(Dataset rows about figures)
╭──

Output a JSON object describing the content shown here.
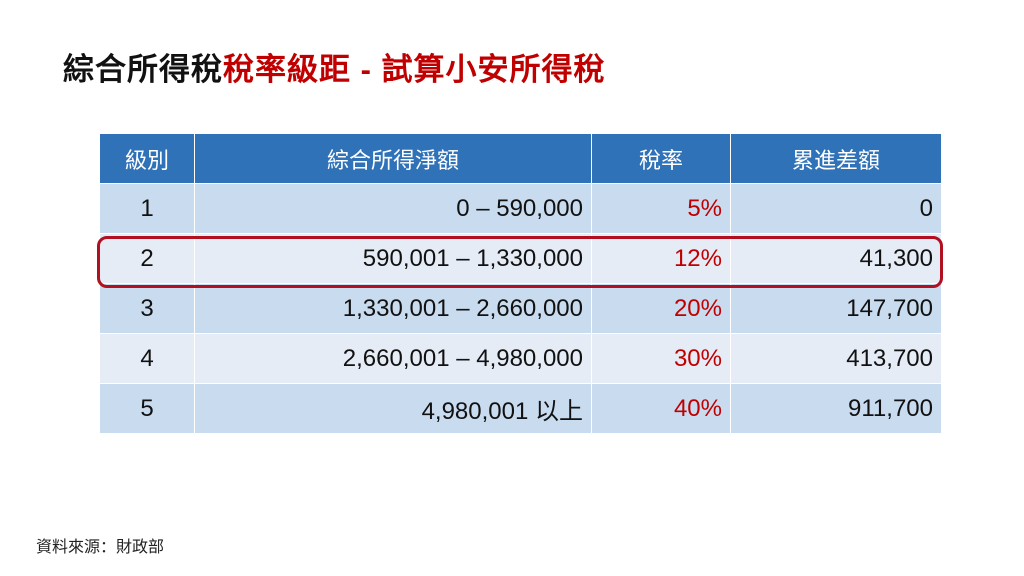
{
  "header": {
    "title_black": "綜合所得稅",
    "title_red": "稅率級距 - 試算小安所得稅"
  },
  "table": {
    "columns": [
      "級別",
      "綜合所得淨額",
      "稅率",
      "累進差額"
    ],
    "rows": [
      [
        "1",
        "0 – 590,000",
        "5%",
        "0"
      ],
      [
        "2",
        "590,001 – 1,330,000",
        "12%",
        "41,300"
      ],
      [
        "3",
        "1,330,001 – 2,660,000",
        "20%",
        "147,700"
      ],
      [
        "4",
        "2,660,001 – 4,980,000",
        "30%",
        "413,700"
      ],
      [
        "5",
        "4,980,001 以上",
        "40%",
        "911,700"
      ]
    ]
  },
  "footer": {
    "source": "資料來源：財政部"
  }
}
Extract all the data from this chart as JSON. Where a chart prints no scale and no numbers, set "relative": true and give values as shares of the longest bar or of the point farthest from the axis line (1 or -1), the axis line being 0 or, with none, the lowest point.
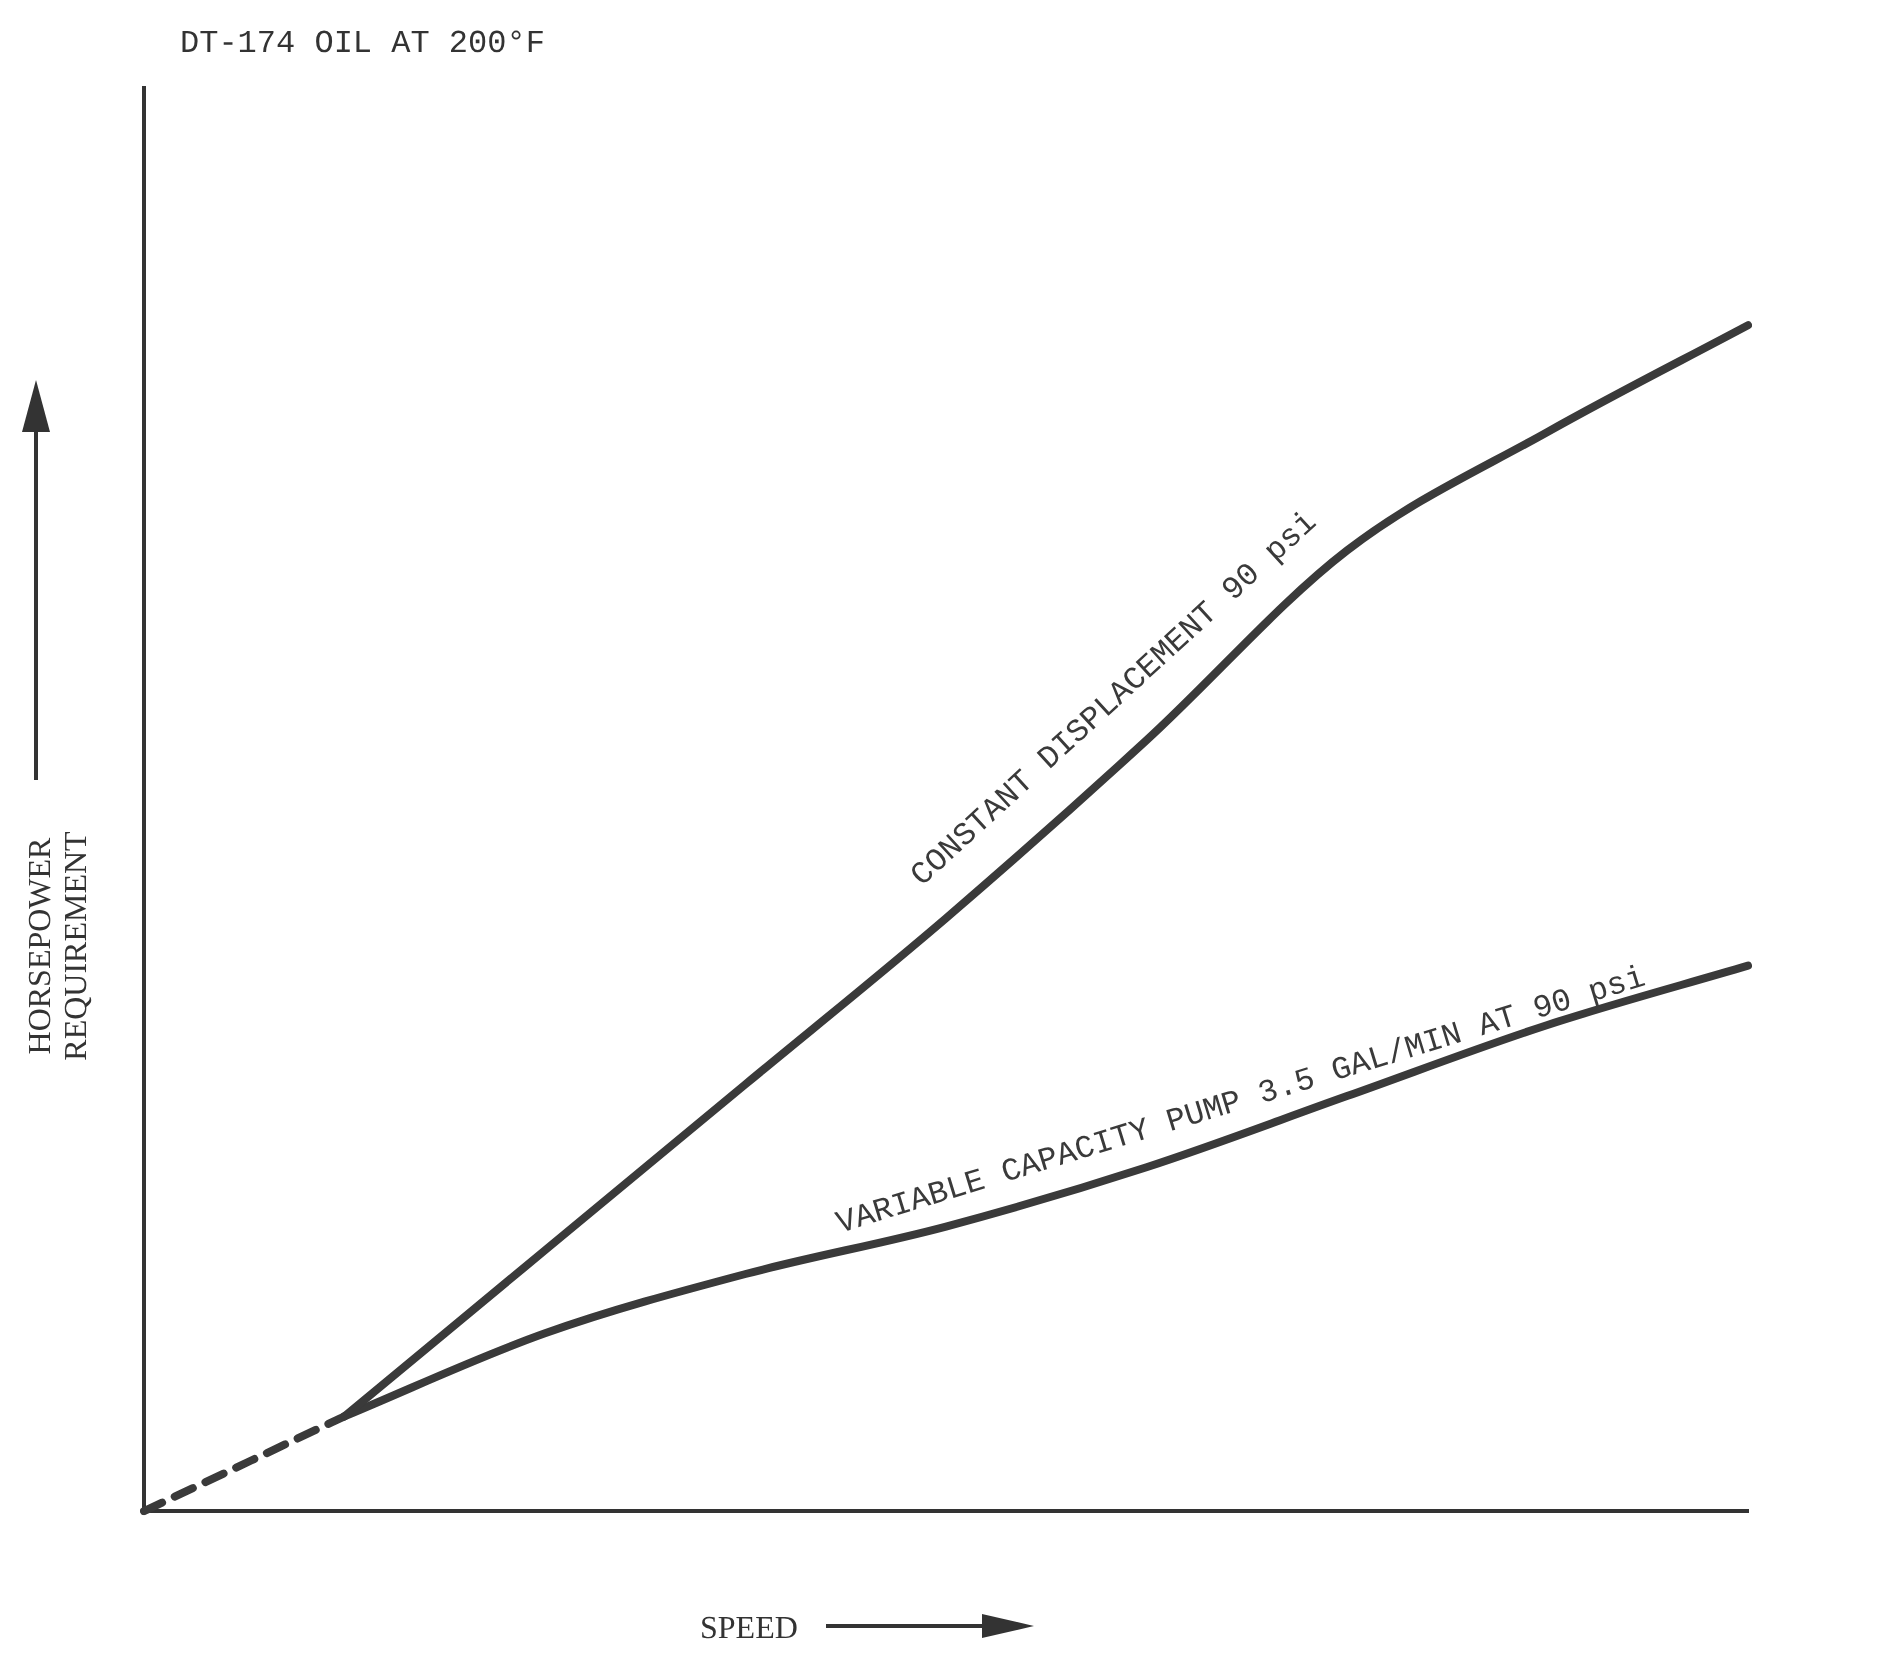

╰──

▶ [Short problem]: Print all the records again exactly; do not include any picture.

▶ [Exercise output]:
Output a JSON object describing the content shown here.
{
  "header": {
    "title_black": "綜合所得稅",
    "title_red": "稅率級距 - 試算小安所得稅"
  },
  "table": {
    "columns": [
      "級別",
      "綜合所得淨額",
      "稅率",
      "累進差額"
    ],
    "rows": [
      [
        "1",
        "0 – 590,000",
        "5%",
        "0"
      ],
      [
        "2",
        "590,001 – 1,330,000",
        "12%",
        "41,300"
      ],
      [
        "3",
        "1,330,001 – 2,660,000",
        "20%",
        "147,700"
      ],
      [
        "4",
        "2,660,001 – 4,980,000",
        "30%",
        "413,700"
      ],
      [
        "5",
        "4,980,001 以上",
        "40%",
        "911,700"
      ]
    ]
  },
  "footer": {
    "source": "資料來源：財政部"
  }
}
Extract all the data from this chart as JSON. Where a chart prints no scale and no numbers, set "relative": true and give values as shares of the longest bar or of the point farthest from the axis line (1 or -1), the axis line being 0 or, with none, the lowest point.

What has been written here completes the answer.